### Directive
List each line of the data in which the string "ylabel" appears.

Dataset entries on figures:
** Start **
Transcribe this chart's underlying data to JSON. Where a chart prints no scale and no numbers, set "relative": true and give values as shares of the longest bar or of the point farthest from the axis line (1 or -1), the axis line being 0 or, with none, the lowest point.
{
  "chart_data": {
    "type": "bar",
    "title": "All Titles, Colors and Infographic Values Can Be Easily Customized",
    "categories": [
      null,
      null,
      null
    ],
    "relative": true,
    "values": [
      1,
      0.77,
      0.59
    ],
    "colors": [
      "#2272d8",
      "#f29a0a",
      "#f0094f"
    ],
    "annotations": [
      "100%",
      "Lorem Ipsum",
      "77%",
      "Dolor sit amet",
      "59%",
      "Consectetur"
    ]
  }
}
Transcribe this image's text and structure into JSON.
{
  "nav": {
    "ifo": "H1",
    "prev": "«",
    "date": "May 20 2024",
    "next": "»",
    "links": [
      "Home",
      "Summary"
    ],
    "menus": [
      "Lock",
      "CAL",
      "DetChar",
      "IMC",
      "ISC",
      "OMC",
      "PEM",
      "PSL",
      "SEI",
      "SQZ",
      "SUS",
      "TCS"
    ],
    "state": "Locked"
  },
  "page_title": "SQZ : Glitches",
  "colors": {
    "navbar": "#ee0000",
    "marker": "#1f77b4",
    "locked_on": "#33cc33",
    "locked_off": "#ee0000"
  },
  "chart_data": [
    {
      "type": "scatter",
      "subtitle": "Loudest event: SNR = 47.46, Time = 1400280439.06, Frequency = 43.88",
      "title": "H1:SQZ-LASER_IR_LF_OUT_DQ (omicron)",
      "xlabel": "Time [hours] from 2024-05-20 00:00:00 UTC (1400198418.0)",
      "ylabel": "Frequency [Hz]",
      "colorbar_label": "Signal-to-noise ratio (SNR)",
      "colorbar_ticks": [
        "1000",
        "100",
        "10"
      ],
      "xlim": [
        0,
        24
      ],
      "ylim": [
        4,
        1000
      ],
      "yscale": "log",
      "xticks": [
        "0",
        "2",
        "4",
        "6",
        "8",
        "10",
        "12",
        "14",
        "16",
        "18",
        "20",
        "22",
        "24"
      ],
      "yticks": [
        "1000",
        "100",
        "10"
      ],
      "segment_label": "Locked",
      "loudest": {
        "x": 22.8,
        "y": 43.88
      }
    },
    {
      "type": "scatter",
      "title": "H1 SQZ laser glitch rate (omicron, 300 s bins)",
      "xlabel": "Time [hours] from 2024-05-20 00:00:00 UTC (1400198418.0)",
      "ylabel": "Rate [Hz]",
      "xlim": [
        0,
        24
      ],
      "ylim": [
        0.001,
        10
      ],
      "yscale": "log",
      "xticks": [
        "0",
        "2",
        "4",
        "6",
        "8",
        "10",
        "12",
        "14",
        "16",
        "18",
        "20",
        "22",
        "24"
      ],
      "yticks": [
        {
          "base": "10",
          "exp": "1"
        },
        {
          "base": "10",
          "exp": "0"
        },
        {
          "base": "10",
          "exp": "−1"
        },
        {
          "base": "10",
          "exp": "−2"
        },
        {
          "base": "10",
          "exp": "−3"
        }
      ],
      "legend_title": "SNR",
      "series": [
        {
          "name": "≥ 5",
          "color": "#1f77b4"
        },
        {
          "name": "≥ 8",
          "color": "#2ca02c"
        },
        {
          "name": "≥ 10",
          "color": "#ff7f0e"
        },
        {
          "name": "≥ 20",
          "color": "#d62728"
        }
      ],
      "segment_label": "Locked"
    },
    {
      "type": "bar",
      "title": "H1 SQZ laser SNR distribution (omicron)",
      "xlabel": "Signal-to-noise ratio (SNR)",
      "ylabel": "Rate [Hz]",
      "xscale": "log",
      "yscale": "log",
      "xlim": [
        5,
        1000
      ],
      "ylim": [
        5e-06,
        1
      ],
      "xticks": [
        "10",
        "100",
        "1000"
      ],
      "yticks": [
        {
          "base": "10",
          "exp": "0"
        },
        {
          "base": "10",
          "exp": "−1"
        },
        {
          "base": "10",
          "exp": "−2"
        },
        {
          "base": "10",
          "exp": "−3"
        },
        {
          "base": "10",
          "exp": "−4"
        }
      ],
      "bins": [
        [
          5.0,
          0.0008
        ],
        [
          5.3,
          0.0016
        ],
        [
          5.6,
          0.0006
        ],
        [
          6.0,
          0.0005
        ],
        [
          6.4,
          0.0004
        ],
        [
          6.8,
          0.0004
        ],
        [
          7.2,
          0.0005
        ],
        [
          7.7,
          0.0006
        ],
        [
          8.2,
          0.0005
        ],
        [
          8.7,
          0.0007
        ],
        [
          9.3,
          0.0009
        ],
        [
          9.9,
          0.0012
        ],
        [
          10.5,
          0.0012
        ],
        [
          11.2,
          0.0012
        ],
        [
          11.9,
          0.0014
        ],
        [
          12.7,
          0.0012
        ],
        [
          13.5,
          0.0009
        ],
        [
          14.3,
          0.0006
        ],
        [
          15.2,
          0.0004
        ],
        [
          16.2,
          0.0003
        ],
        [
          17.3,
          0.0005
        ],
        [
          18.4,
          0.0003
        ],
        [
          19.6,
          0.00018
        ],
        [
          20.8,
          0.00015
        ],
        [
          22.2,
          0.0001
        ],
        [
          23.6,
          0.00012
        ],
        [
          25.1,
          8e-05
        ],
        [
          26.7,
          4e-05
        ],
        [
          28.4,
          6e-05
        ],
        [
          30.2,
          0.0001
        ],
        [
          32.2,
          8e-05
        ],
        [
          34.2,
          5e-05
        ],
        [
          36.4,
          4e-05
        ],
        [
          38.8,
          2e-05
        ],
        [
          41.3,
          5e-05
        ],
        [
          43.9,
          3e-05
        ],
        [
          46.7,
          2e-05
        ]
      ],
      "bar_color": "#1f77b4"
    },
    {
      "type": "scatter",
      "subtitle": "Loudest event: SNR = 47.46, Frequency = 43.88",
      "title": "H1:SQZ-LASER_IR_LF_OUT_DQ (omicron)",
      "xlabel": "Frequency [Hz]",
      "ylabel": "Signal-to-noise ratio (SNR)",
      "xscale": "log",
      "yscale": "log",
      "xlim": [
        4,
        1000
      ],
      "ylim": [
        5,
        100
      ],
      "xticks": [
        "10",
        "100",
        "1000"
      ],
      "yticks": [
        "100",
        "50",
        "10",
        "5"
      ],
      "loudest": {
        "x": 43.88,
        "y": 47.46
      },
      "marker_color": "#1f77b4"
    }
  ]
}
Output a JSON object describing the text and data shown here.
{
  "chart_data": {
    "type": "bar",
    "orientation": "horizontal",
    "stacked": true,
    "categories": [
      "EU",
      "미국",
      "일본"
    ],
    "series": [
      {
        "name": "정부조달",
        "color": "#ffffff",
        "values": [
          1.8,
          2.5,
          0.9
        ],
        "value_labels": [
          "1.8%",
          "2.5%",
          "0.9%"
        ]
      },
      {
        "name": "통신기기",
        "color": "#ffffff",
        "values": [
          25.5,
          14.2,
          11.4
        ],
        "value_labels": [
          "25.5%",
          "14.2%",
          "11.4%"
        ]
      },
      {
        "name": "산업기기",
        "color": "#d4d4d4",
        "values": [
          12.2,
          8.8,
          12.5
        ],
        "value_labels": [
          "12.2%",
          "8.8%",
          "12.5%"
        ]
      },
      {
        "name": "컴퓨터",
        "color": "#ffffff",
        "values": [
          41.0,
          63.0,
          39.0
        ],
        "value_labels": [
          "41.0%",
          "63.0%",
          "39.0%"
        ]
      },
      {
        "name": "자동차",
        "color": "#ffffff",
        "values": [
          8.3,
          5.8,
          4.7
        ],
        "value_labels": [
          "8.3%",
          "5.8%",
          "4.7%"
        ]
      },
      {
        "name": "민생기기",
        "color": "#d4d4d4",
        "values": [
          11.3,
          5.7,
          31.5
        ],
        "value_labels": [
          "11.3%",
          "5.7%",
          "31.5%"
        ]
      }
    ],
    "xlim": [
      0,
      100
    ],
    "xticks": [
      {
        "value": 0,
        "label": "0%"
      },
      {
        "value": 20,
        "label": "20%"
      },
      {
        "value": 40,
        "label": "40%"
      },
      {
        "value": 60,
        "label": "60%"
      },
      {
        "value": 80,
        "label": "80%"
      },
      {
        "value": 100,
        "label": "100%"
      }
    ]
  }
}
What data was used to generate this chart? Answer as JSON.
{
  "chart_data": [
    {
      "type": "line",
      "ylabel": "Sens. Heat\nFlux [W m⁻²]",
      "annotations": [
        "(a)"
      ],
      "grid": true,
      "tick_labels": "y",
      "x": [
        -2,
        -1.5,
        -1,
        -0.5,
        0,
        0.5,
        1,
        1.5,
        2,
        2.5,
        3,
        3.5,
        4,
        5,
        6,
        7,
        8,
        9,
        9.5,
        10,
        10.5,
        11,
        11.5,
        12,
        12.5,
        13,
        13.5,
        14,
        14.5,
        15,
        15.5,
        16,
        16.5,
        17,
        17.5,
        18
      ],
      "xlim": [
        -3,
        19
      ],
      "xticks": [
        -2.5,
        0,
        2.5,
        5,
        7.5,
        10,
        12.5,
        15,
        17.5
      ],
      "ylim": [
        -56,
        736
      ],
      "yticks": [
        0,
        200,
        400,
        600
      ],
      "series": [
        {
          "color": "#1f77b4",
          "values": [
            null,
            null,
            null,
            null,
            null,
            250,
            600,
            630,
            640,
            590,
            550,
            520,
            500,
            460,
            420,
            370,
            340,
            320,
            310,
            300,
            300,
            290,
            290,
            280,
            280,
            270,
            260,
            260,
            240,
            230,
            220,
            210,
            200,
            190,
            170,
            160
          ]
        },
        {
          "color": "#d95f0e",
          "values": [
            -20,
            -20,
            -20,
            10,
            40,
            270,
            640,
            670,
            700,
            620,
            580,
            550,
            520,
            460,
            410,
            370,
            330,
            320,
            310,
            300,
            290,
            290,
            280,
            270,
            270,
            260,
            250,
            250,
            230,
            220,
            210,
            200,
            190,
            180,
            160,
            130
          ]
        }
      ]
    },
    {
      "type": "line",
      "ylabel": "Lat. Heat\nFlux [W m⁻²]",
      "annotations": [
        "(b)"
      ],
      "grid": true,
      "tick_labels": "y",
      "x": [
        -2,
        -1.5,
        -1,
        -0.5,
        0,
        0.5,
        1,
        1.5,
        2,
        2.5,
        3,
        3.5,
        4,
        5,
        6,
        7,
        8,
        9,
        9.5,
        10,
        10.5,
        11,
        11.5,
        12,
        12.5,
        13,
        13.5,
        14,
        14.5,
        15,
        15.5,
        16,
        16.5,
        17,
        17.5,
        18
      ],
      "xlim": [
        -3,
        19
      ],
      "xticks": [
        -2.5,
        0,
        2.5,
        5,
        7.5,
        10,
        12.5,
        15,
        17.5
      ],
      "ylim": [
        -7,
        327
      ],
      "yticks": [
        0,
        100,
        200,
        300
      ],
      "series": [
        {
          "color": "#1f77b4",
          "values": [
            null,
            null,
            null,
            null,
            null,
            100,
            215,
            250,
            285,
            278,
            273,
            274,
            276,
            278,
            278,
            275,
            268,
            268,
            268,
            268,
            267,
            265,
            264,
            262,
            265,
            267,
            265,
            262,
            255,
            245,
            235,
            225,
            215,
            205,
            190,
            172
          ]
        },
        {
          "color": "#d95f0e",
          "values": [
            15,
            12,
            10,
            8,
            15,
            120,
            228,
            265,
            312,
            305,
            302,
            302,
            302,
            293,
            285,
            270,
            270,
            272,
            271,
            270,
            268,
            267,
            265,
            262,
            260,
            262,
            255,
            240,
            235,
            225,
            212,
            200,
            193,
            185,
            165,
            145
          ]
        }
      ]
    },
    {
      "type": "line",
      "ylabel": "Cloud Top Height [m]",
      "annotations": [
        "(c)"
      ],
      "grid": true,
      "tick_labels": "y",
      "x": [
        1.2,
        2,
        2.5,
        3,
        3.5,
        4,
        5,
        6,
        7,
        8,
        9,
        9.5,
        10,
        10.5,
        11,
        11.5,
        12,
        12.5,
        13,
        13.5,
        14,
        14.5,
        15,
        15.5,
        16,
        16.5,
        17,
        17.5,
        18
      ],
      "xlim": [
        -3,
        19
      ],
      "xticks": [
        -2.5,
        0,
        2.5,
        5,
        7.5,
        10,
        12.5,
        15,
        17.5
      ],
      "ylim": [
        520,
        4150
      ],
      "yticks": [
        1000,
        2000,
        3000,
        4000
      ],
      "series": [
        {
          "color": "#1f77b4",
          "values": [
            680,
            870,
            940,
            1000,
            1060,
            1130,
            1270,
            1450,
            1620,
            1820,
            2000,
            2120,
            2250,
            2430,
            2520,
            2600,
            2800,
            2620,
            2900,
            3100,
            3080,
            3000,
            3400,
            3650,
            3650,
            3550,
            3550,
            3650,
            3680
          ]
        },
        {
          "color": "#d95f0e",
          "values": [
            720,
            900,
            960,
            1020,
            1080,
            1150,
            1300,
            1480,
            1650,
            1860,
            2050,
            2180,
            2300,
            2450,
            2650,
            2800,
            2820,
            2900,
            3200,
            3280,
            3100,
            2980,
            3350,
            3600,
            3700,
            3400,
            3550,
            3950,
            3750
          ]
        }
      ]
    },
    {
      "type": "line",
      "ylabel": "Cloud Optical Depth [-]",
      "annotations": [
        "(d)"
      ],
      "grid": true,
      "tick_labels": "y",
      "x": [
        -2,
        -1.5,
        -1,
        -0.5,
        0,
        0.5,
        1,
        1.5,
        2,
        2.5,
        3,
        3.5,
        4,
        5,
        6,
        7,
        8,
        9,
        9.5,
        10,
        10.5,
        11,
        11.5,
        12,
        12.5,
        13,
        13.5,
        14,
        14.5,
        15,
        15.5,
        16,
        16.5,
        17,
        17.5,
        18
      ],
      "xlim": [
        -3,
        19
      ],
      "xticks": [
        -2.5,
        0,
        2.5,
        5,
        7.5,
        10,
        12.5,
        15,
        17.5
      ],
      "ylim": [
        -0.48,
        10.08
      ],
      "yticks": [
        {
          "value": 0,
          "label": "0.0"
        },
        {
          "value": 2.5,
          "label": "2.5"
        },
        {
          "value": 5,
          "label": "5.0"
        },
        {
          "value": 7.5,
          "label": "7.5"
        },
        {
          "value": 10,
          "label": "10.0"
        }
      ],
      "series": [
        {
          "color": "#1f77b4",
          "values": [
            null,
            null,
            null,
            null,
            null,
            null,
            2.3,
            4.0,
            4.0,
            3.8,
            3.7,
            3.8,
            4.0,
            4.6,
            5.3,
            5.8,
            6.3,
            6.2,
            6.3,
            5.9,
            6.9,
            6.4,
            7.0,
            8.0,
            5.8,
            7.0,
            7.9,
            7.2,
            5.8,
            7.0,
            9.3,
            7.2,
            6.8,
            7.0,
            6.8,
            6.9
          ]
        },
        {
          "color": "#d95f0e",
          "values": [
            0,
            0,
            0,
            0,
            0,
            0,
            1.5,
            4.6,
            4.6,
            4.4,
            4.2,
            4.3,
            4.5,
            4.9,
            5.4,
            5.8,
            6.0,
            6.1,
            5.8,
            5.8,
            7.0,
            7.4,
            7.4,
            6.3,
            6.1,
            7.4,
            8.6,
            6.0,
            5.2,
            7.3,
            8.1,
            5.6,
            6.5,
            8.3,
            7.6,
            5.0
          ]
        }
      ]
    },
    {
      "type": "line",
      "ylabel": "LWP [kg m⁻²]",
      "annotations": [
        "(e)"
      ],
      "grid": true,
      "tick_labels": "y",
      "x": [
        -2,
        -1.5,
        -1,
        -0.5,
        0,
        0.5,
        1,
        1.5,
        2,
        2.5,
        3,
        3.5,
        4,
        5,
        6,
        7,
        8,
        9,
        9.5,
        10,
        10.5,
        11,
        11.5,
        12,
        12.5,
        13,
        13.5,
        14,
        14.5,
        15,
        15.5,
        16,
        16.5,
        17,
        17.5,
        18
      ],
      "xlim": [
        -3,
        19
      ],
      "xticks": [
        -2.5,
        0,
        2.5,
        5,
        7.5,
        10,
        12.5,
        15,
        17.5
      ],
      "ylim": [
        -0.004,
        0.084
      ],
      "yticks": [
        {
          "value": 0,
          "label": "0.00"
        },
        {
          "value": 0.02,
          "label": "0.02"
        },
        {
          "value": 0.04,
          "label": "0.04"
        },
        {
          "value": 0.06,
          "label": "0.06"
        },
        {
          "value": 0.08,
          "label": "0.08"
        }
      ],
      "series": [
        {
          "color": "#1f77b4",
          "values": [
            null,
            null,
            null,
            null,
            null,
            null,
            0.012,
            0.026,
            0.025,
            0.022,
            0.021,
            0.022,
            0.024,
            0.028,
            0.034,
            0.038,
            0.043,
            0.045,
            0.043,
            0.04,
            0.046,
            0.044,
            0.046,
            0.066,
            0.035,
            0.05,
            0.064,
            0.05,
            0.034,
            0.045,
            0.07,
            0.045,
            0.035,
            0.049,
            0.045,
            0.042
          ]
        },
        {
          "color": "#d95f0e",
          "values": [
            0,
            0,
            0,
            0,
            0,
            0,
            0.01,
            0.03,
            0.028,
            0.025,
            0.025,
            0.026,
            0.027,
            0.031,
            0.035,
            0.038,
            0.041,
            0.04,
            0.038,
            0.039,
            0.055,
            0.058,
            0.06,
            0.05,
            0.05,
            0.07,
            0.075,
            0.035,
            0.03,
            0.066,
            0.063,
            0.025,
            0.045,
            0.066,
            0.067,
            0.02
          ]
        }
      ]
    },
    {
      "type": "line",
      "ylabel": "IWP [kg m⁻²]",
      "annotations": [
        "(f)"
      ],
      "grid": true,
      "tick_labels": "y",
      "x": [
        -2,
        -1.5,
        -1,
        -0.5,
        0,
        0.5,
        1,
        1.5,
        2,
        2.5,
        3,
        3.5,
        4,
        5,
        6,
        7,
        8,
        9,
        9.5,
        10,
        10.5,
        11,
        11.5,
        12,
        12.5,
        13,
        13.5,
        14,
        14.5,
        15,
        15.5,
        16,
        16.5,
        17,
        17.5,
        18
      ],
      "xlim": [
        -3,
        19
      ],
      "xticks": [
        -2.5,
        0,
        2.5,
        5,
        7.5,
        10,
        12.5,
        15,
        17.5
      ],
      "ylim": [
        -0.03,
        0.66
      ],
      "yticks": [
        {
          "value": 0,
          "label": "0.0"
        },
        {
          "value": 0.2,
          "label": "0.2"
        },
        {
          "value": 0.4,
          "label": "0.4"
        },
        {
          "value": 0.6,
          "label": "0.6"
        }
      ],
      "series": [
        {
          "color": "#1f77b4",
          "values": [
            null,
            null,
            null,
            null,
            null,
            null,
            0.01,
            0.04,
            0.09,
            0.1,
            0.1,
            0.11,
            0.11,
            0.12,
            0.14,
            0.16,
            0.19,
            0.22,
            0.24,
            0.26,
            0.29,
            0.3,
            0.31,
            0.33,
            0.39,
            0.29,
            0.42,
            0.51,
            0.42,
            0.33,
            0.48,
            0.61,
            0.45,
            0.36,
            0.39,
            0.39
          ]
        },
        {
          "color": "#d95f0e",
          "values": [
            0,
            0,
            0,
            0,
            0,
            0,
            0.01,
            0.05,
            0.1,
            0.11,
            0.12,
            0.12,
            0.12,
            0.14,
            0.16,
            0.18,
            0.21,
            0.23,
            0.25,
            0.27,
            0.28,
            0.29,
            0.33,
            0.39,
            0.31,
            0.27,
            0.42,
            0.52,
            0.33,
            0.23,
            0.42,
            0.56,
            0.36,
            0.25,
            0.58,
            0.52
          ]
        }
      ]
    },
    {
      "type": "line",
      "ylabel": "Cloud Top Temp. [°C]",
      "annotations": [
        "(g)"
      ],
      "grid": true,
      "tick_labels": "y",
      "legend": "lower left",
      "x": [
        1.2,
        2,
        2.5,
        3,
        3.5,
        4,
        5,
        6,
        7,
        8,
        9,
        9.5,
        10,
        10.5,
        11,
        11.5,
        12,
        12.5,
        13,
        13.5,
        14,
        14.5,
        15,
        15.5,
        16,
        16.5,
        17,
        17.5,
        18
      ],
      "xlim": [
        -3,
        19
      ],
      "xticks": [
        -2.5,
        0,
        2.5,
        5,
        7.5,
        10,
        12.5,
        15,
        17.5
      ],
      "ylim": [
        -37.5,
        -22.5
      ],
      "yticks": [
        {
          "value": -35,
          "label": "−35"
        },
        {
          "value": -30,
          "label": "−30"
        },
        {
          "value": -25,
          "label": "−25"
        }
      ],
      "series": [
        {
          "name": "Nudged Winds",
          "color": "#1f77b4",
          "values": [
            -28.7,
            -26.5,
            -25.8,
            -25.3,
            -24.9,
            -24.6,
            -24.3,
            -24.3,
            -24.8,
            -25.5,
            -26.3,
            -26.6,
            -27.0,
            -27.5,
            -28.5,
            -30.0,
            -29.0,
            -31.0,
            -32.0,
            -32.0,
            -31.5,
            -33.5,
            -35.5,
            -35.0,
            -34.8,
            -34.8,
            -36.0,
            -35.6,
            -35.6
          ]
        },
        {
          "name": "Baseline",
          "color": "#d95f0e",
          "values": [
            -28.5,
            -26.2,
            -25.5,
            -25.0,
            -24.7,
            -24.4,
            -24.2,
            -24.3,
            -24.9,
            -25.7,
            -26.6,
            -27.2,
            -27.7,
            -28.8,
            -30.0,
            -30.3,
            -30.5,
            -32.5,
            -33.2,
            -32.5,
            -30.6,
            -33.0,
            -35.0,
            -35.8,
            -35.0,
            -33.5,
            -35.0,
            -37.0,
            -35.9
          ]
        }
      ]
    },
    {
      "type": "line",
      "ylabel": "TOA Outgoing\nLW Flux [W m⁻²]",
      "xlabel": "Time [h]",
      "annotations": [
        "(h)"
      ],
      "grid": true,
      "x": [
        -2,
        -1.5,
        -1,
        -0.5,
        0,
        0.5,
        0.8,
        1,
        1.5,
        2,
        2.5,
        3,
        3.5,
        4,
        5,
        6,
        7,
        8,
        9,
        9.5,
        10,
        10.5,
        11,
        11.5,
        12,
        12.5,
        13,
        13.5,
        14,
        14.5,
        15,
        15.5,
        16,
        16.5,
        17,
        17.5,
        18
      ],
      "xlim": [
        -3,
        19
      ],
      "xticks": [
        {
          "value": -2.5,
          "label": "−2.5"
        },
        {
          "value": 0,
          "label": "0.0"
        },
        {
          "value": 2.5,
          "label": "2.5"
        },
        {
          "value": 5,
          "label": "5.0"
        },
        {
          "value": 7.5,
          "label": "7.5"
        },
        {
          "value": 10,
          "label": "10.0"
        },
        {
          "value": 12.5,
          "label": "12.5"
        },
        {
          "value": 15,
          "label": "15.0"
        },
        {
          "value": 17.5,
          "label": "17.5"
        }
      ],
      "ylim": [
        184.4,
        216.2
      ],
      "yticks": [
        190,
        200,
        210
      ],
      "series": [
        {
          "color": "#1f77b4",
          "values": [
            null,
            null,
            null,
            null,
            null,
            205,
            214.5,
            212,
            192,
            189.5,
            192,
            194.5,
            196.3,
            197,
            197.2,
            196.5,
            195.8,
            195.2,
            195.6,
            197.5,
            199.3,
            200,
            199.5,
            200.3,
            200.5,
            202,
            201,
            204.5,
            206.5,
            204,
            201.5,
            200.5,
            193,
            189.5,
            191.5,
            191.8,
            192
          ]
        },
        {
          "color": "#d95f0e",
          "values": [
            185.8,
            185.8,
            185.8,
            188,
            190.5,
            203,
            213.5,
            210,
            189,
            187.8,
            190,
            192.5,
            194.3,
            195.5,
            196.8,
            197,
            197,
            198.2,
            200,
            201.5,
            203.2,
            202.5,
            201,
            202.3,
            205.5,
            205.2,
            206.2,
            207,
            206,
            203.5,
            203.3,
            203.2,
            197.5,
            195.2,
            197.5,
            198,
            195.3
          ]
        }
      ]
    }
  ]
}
** End **
### Final result
      "ylabel": "Frequency [Hz]",
      "ylabel": "Rate [Hz]",
      "ylabel": "Rate [Hz]",
      "ylabel": "Signal-to-noise ratio (SNR)",
      "ylabel": "Sens. Heat\nFlux [W m⁻²]",
      "ylabel": "Lat. Heat\nFlux [W m⁻²]",
      "ylabel": "Cloud Top Height [m]",
      "ylabel": "Cloud Optical Depth [-]",
      "ylabel": "LWP [kg m⁻²]",
      "ylabel": "IWP [kg m⁻²]",
      "ylabel": "Cloud Top Temp. [°C]",
      "ylabel": "TOA Outgoing\nLW Flux [W m⁻²]",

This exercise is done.